--- THE TASK ---
Please print all of the material below, word for word.

--- DATA IN THIS EXERCISE ---
----------

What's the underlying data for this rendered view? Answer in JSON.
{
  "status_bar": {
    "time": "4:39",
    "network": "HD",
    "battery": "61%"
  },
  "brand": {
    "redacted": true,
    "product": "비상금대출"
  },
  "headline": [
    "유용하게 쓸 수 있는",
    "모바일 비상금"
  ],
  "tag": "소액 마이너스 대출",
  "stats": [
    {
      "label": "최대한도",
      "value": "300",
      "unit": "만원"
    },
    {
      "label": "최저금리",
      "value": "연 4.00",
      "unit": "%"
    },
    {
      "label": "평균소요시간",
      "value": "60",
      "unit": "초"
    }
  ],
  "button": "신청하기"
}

----------

--- ANSWER ---
What's the underlying data for this rendered view? Answer in JSON.
{
  "status_bar": {
    "time": "4:39",
    "network": "HD",
    "battery": "61%"
  },
  "brand": {
    "redacted": true,
    "product": "비상금대출"
  },
  "headline": [
    "유용하게 쓸 수 있는",
    "모바일 비상금"
  ],
  "tag": "소액 마이너스 대출",
  "stats": [
    {
      "label": "최대한도",
      "value": "300",
      "unit": "만원"
    },
    {
      "label": "최저금리",
      "value": "연 4.00",
      "unit": "%"
    },
    {
      "label": "평균소요시간",
      "value": "60",
      "unit": "초"
    }
  ],
  "button": "신청하기"
}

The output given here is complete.